LISTED ENTRIES —
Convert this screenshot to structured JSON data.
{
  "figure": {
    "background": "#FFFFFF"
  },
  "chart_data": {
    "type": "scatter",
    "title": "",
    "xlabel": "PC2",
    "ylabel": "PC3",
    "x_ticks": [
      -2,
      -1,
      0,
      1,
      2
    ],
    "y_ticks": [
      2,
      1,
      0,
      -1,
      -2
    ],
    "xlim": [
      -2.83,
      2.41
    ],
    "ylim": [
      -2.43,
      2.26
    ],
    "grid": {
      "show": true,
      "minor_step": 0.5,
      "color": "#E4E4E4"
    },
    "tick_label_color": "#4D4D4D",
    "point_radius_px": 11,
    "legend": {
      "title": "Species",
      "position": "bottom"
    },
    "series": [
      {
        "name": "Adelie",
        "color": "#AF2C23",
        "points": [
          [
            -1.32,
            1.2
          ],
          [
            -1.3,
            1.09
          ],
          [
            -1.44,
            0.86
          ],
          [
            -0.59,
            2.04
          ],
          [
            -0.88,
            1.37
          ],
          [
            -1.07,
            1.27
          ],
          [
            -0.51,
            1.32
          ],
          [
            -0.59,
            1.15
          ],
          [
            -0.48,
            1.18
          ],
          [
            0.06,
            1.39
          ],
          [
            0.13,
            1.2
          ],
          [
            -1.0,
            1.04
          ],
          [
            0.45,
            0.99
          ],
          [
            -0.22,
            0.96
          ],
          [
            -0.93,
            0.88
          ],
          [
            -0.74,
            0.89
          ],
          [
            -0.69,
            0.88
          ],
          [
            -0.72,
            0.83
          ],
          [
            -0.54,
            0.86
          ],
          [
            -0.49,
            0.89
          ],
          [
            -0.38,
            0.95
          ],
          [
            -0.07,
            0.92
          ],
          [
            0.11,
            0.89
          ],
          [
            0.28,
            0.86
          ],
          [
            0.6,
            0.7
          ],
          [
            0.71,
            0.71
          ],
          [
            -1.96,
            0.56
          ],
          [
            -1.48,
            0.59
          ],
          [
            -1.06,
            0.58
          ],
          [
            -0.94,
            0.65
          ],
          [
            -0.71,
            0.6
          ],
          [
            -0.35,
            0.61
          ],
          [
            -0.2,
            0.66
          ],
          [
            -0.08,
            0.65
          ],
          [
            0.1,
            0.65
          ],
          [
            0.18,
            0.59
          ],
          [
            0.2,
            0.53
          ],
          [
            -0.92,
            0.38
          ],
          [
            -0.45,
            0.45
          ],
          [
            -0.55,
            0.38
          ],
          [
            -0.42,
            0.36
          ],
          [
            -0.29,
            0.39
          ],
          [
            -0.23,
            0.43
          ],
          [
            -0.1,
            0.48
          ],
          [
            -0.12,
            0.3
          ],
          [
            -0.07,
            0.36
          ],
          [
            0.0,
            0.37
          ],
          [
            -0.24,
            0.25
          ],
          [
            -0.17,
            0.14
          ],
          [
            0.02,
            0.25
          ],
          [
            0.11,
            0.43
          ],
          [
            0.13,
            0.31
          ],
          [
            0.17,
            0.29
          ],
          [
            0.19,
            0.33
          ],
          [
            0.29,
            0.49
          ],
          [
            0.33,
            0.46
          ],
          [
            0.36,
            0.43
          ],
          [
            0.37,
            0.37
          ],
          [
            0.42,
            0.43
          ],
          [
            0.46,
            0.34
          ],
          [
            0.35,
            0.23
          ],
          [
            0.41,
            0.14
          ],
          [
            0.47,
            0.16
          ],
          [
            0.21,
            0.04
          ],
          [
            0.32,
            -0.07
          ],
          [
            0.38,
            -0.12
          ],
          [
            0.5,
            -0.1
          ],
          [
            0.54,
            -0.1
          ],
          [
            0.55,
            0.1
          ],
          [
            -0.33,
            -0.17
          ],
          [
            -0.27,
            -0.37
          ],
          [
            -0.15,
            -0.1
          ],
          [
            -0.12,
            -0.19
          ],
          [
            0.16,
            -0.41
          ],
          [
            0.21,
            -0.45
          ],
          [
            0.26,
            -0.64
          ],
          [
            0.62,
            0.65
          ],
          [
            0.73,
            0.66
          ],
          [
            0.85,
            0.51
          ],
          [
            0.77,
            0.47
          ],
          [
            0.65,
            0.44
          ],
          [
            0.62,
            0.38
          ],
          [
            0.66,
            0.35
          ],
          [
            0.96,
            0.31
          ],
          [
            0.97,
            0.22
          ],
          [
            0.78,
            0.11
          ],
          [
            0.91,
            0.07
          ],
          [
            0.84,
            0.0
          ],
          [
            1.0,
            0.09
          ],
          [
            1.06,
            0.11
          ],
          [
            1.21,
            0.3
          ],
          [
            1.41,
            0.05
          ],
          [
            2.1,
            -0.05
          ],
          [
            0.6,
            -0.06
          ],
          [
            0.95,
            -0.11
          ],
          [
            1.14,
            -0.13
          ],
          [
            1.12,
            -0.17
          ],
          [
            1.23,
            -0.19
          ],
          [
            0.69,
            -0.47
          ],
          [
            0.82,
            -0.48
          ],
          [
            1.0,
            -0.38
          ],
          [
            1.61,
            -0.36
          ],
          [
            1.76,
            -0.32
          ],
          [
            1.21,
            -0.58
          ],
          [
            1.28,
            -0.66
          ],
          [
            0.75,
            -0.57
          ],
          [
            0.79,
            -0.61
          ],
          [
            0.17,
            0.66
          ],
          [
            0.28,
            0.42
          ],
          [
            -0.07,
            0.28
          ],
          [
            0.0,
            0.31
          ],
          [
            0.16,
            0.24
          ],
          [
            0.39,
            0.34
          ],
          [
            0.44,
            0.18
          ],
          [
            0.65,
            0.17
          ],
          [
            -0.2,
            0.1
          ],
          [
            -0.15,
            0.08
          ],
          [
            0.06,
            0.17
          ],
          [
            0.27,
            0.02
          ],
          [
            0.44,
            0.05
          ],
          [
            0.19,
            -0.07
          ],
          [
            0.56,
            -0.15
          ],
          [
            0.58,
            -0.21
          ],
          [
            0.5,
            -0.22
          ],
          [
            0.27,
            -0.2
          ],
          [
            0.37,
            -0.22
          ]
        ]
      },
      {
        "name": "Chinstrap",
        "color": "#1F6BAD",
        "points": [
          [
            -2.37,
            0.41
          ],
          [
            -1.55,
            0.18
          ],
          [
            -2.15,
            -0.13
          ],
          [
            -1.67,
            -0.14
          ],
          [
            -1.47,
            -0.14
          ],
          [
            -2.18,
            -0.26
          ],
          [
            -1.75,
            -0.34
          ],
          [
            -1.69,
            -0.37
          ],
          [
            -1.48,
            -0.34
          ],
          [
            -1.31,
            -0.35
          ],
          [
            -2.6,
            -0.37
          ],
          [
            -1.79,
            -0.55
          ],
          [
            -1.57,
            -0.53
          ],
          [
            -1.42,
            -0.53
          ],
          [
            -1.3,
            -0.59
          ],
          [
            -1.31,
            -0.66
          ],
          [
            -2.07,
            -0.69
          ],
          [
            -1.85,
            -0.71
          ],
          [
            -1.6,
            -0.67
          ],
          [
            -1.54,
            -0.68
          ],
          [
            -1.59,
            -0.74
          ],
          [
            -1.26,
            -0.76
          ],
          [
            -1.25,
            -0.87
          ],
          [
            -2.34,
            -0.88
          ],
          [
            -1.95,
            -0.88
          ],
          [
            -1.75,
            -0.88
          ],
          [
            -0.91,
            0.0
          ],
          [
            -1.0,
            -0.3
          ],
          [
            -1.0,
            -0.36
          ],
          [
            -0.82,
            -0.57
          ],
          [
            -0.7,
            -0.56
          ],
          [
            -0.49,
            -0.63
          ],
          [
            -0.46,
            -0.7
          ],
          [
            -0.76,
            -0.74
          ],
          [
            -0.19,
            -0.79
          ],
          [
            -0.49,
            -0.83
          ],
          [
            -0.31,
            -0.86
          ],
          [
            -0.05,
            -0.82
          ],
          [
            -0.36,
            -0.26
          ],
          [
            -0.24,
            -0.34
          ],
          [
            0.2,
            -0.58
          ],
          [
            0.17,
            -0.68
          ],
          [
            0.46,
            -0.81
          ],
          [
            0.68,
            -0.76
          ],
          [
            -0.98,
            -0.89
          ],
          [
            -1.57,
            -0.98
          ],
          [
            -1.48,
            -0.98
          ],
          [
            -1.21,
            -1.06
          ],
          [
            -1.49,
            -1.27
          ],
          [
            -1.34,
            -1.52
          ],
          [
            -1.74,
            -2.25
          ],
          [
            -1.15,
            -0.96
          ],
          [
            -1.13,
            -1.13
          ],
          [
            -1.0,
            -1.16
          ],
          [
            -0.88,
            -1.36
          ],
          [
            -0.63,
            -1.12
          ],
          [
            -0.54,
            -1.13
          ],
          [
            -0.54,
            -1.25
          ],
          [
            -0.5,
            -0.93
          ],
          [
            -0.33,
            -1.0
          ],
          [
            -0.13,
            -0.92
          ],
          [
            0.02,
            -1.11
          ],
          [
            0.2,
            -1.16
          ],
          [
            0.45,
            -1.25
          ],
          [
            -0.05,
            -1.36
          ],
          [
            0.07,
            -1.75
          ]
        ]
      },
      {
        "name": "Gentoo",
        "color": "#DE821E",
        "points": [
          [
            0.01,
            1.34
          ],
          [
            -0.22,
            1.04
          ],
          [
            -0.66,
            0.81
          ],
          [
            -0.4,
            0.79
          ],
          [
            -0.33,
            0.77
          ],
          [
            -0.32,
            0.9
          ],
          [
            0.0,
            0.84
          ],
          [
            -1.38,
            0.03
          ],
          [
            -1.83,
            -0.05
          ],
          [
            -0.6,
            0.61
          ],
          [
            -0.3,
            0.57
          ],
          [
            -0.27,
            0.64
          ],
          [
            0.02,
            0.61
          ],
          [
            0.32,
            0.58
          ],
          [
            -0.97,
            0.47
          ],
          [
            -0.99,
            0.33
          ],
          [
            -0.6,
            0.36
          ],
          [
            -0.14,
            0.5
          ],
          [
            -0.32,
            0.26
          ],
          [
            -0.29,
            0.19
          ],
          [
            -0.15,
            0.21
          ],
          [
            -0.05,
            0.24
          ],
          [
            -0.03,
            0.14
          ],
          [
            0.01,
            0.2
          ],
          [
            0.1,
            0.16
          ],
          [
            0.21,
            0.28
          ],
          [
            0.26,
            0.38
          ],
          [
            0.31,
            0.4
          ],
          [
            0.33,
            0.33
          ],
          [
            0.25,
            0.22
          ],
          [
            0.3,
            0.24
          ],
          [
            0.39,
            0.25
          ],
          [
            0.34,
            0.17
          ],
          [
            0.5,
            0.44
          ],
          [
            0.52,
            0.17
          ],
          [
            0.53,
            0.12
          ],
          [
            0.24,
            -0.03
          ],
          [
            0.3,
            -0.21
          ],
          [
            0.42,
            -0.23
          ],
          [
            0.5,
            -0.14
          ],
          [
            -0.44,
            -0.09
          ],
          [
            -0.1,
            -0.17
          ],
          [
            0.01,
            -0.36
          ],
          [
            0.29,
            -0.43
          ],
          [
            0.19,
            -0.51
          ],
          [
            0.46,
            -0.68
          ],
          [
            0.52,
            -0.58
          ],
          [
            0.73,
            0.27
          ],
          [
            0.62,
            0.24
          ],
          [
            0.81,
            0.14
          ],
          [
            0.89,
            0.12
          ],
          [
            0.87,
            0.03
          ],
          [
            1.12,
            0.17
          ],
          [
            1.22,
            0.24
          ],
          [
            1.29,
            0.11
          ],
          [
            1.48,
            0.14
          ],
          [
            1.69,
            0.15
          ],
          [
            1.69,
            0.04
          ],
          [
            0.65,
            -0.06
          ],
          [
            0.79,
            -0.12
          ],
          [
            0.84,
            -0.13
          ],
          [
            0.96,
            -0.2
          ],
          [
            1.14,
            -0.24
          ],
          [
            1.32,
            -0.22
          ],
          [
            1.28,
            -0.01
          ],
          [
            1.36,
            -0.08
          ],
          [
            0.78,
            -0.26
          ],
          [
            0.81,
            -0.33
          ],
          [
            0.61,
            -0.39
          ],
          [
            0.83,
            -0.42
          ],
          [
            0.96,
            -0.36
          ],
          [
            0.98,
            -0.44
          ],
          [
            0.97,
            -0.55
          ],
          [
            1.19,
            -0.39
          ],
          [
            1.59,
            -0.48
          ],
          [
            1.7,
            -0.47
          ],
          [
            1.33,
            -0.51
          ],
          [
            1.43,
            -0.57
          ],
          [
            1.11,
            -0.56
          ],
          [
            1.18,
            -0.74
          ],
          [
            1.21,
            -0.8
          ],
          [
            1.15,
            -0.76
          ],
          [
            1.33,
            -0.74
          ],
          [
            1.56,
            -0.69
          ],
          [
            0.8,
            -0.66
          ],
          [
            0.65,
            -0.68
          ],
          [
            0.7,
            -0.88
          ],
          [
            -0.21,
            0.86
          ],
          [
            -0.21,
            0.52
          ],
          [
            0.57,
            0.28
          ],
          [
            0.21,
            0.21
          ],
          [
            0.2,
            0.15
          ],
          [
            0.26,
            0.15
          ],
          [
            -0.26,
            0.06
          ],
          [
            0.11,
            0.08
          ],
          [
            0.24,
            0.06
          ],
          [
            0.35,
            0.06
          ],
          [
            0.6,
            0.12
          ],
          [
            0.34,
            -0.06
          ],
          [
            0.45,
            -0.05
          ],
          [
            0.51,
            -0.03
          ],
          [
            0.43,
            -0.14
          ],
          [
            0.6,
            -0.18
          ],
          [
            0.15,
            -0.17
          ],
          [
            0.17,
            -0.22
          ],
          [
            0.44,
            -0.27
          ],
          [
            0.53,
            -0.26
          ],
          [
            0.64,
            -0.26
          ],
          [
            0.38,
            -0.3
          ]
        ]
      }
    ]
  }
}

PROMPT — Using the records above, pull out each line where the word "name" occurs.

TASK ANSWER —
        "name": "Adelie",
        "name": "Chinstrap",
        "name": "Gentoo",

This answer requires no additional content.